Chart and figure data
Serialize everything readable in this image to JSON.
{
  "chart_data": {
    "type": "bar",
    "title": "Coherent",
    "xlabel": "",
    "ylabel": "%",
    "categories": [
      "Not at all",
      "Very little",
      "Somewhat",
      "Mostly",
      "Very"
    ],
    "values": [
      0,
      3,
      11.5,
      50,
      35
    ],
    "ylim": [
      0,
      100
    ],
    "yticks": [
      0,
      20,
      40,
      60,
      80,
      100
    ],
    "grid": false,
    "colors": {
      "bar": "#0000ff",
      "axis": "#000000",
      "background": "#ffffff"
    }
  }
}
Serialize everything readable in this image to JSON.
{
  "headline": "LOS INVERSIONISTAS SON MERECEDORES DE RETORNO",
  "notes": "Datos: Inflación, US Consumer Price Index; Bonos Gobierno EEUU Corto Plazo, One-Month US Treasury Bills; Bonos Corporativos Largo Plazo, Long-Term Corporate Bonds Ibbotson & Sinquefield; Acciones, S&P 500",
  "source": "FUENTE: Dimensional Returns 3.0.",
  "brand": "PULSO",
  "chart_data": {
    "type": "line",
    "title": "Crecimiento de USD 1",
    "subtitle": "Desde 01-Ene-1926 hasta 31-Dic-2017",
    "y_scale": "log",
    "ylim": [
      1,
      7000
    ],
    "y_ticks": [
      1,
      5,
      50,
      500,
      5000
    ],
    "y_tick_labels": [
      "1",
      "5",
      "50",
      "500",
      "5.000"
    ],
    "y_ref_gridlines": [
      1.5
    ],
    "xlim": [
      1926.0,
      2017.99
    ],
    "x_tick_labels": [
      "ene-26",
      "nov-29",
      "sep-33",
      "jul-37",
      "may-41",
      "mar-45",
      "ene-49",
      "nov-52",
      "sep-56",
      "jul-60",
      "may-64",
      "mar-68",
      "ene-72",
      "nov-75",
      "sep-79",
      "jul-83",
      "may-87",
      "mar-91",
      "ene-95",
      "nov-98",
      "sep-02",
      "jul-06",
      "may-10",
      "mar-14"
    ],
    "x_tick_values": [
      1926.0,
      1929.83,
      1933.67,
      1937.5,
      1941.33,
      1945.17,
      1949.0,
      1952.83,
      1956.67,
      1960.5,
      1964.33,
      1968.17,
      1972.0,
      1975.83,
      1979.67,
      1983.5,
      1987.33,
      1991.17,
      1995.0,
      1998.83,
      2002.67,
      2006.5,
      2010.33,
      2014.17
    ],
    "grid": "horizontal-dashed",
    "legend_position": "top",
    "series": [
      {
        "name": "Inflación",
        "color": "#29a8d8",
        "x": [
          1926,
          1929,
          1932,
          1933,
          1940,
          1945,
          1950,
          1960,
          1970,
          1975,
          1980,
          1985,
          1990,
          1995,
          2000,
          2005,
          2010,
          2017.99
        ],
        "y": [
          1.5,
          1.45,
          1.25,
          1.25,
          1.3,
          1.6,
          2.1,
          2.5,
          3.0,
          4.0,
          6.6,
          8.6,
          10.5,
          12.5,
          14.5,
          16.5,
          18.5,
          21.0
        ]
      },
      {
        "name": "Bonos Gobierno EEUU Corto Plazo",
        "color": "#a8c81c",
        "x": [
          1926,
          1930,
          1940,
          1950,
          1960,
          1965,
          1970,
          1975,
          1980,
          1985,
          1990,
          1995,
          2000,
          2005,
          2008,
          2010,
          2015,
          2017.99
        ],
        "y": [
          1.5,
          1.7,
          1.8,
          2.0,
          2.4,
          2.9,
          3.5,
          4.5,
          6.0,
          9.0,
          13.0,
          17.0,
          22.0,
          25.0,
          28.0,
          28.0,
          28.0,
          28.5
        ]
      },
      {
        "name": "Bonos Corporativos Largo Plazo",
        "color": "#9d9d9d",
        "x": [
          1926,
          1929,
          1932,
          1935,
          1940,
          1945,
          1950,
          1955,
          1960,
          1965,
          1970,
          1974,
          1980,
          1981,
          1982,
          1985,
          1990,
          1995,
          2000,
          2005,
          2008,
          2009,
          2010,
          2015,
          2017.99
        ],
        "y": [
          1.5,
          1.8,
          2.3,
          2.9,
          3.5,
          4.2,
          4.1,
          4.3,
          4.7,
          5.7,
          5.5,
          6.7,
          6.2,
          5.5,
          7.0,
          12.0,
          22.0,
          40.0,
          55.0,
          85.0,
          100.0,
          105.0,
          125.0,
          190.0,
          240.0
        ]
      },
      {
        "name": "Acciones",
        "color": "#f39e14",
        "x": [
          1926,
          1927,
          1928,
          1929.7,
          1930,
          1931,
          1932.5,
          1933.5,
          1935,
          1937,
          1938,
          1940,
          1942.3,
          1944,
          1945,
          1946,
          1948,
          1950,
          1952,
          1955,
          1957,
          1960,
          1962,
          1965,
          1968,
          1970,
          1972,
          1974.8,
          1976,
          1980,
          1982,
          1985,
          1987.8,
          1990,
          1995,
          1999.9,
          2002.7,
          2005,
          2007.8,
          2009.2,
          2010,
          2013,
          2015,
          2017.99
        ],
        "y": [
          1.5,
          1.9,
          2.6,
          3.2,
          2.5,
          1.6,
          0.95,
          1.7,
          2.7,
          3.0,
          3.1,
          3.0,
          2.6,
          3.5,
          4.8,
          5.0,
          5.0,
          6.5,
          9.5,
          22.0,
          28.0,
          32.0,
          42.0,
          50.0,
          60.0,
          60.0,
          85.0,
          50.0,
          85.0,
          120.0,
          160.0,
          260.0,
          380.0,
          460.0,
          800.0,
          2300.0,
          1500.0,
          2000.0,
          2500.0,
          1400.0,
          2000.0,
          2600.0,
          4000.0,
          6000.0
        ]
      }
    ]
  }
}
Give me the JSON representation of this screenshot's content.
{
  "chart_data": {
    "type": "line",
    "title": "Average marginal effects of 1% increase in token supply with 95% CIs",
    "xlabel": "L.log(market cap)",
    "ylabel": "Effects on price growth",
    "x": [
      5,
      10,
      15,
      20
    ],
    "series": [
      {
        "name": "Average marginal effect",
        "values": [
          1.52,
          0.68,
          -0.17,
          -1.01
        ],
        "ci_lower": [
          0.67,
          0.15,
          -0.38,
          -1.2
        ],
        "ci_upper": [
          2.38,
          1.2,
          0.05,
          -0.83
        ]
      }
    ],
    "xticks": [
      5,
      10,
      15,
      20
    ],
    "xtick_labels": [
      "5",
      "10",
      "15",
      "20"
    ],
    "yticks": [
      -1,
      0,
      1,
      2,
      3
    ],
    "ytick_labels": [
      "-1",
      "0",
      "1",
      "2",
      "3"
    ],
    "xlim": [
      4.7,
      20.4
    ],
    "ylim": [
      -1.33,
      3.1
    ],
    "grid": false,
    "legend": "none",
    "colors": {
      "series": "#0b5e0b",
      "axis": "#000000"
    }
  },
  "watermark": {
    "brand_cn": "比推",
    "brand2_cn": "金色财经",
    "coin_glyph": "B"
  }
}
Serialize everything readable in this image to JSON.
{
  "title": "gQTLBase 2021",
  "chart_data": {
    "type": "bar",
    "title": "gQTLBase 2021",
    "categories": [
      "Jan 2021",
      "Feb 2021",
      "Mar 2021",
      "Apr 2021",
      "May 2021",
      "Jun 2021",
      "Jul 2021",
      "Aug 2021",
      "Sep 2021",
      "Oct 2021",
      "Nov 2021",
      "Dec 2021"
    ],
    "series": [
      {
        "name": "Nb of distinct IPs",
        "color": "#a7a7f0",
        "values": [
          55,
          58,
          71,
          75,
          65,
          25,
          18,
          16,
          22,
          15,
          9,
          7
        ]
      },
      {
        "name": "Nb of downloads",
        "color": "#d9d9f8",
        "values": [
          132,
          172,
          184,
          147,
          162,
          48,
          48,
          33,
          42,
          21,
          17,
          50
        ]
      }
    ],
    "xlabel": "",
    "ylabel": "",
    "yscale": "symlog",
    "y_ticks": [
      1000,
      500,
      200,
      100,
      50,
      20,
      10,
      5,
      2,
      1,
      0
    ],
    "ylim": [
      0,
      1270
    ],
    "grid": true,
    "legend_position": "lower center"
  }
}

Exercise directions: Count the lines in the entries that hold the word "name", and give nothing but the total.

The solution: 7